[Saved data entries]
----
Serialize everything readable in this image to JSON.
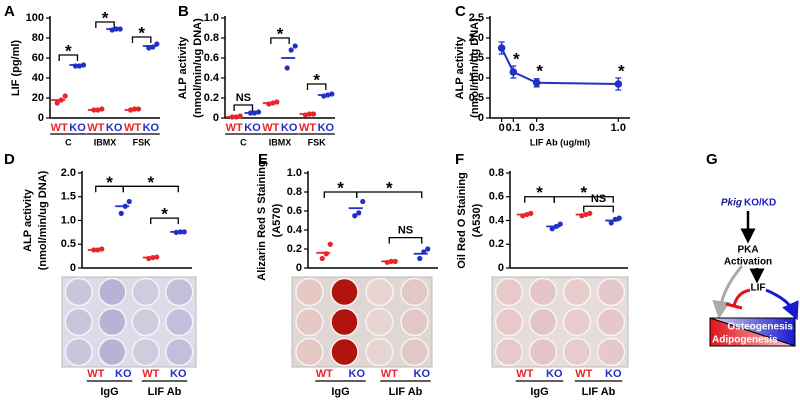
{
  "chart_data": [
    {
      "type": "dot",
      "panel": "A",
      "ylabel": [
        "LIF  (pg/ml)"
      ],
      "categories": [
        "WT",
        "KO",
        "WT",
        "KO",
        "WT",
        "KO"
      ],
      "groups": [
        "C",
        "IBMX",
        "FSK"
      ],
      "colors": [
        "#e8262a",
        "#2230c8",
        "#e8262a",
        "#2230c8",
        "#e8262a",
        "#2230c8"
      ],
      "points": [
        [
          15,
          18,
          22
        ],
        [
          52,
          52,
          53
        ],
        [
          8,
          8,
          9
        ],
        [
          88,
          89,
          89
        ],
        [
          8,
          9,
          9
        ],
        [
          70,
          71,
          74
        ]
      ],
      "means": [
        18,
        53,
        8,
        89,
        8,
        72
      ],
      "ylim": [
        0,
        100
      ],
      "yticks": [
        0,
        20,
        40,
        60,
        80,
        100
      ],
      "annotations": [
        {
          "from": 0,
          "to": 1,
          "y": 63,
          "text": "*"
        },
        {
          "from": 2,
          "to": 3,
          "y": 96,
          "text": "*"
        },
        {
          "from": 4,
          "to": 5,
          "y": 81,
          "text": "*"
        }
      ]
    },
    {
      "type": "dot",
      "panel": "B",
      "ylabel": [
        "ALP activity",
        "(nmol/min/ug DNA)"
      ],
      "categories": [
        "WT",
        "KO",
        "WT",
        "KO",
        "WT",
        "KO"
      ],
      "groups": [
        "C",
        "IBMX",
        "FSK"
      ],
      "colors": [
        "#e8262a",
        "#2230c8",
        "#e8262a",
        "#2230c8",
        "#e8262a",
        "#2230c8"
      ],
      "points": [
        [
          0.01,
          0.01,
          0.02
        ],
        [
          0.05,
          0.05,
          0.06
        ],
        [
          0.14,
          0.15,
          0.16
        ],
        [
          0.5,
          0.68,
          0.72
        ],
        [
          0.03,
          0.04,
          0.04
        ],
        [
          0.22,
          0.23,
          0.24
        ]
      ],
      "means": [
        0.01,
        0.05,
        0.15,
        0.6,
        0.04,
        0.23
      ],
      "ylim": [
        0,
        1
      ],
      "yticks": [
        0,
        0.2,
        0.4,
        0.6,
        0.8,
        {
          "value": 1,
          "label": "1.0"
        }
      ],
      "annotations": [
        {
          "from": 0,
          "to": 1,
          "y": 0.13,
          "text": "NS"
        },
        {
          "from": 2,
          "to": 3,
          "y": 0.8,
          "text": "*"
        },
        {
          "from": 4,
          "to": 5,
          "y": 0.34,
          "text": "*"
        }
      ]
    },
    {
      "type": "line",
      "panel": "C",
      "ylabel": [
        "ALP activity",
        "(nmol/min/ug DNA)"
      ],
      "xlabel": "LIF Ab (ug/ml)",
      "x": [
        0,
        0.1,
        0.3,
        1
      ],
      "values": [
        1.75,
        1.15,
        0.88,
        0.85
      ],
      "errors": [
        0.15,
        0.15,
        0.1,
        0.15
      ],
      "color": "#2230c8",
      "xlim": [
        -0.1,
        1.1
      ],
      "xticks": [
        0,
        0.1,
        0.3,
        {
          "value": 1,
          "label": "1.0"
        }
      ],
      "ylim": [
        0,
        2.5
      ],
      "yticks": [
        0,
        0.5,
        {
          "value": 1,
          "label": "1.0"
        },
        1.5,
        {
          "value": 2,
          "label": "2.0"
        },
        2.5
      ],
      "annotations": [
        {
          "x": 0.1,
          "y": 1.45,
          "text": "*"
        },
        {
          "x": 0.3,
          "y": 1.15,
          "text": "*"
        },
        {
          "x": 1,
          "y": 1.15,
          "text": "*"
        }
      ]
    },
    {
      "type": "dot",
      "panel": "D",
      "ylabel": [
        "ALP activity",
        "(nmol/min/ug DNA)"
      ],
      "categories": [
        "WT",
        "KO",
        "WT",
        "KO"
      ],
      "groups": [
        "IgG",
        "LIF Ab"
      ],
      "colors": [
        "#e8262a",
        "#2230c8",
        "#e8262a",
        "#2230c8"
      ],
      "points": [
        [
          0.38,
          0.38,
          0.4
        ],
        [
          1.15,
          1.3,
          1.4
        ],
        [
          0.2,
          0.22,
          0.23
        ],
        [
          0.75,
          0.76,
          0.76
        ]
      ],
      "means": [
        0.38,
        1.3,
        0.22,
        0.76
      ],
      "ylim": [
        0,
        2
      ],
      "yticks": [
        0,
        0.5,
        {
          "value": 1,
          "label": "1.0"
        },
        1.5,
        {
          "value": 2,
          "label": "2.0"
        }
      ],
      "annotations": [
        {
          "from": 0,
          "to": 1,
          "y": 1.72,
          "text": "*"
        },
        {
          "from": 1,
          "to": 3,
          "y": 1.72,
          "text": "*"
        },
        {
          "from": 2,
          "to": 3,
          "y": 1.05,
          "text": "*"
        }
      ]
    },
    {
      "type": "dot",
      "panel": "E",
      "ylabel": [
        "Alizarin Red S Staining",
        "(A570)"
      ],
      "categories": [
        "WT",
        "KO",
        "WT",
        "KO"
      ],
      "groups": [
        "IgG",
        "LIF Ab"
      ],
      "colors": [
        "#e8262a",
        "#2230c8",
        "#e8262a",
        "#2230c8"
      ],
      "points": [
        [
          0.1,
          0.15,
          0.25
        ],
        [
          0.55,
          0.58,
          0.7
        ],
        [
          0.06,
          0.07,
          0.07
        ],
        [
          0.1,
          0.17,
          0.2
        ]
      ],
      "means": [
        0.16,
        0.63,
        0.07,
        0.15
      ],
      "ylim": [
        0,
        1
      ],
      "yticks": [
        0,
        0.2,
        0.4,
        0.6,
        0.8,
        {
          "value": 1,
          "label": "1.0"
        }
      ],
      "annotations": [
        {
          "from": 0,
          "to": 1,
          "y": 0.8,
          "text": "*"
        },
        {
          "from": 1,
          "to": 3,
          "y": 0.8,
          "text": "*"
        },
        {
          "from": 2,
          "to": 3,
          "y": 0.32,
          "text": "NS"
        }
      ]
    },
    {
      "type": "dot",
      "panel": "F",
      "ylabel": [
        "Oil Red O Staining",
        "(A530)"
      ],
      "categories": [
        "WT",
        "KO",
        "WT",
        "KO"
      ],
      "groups": [
        "IgG",
        "LIF Ab"
      ],
      "colors": [
        "#e8262a",
        "#2230c8",
        "#e8262a",
        "#2230c8"
      ],
      "points": [
        [
          0.44,
          0.45,
          0.46
        ],
        [
          0.33,
          0.35,
          0.37
        ],
        [
          0.44,
          0.45,
          0.46
        ],
        [
          0.38,
          0.41,
          0.42
        ]
      ],
      "means": [
        0.45,
        0.35,
        0.45,
        0.4
      ],
      "ylim": [
        0,
        0.8
      ],
      "yticks": [
        0,
        0.2,
        0.4,
        0.6,
        0.8
      ],
      "annotations": [
        {
          "from": 0,
          "to": 1,
          "y": 0.6,
          "text": "*"
        },
        {
          "from": 1,
          "to": 3,
          "y": 0.6,
          "text": "*"
        },
        {
          "from": 2,
          "to": 3,
          "y": 0.52,
          "text": "NS"
        }
      ]
    }
  ],
  "diagram": {
    "panel": "G",
    "gene": "Pkig",
    "gene_suffix": "KO/KD",
    "node1": [
      "PKA",
      "Activation"
    ],
    "node2": "LIF",
    "right_outcome": "Osteogenesis",
    "left_outcome": "Adipogenesis"
  }
}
----
# Your task
Show every line of the data in which the word "panel" appears.

# Reply to the exercise
      "panel": "A",
      "panel": "B",
      "panel": "C",
      "panel": "D",
      "panel": "E",
      "panel": "F",
    "panel": "G",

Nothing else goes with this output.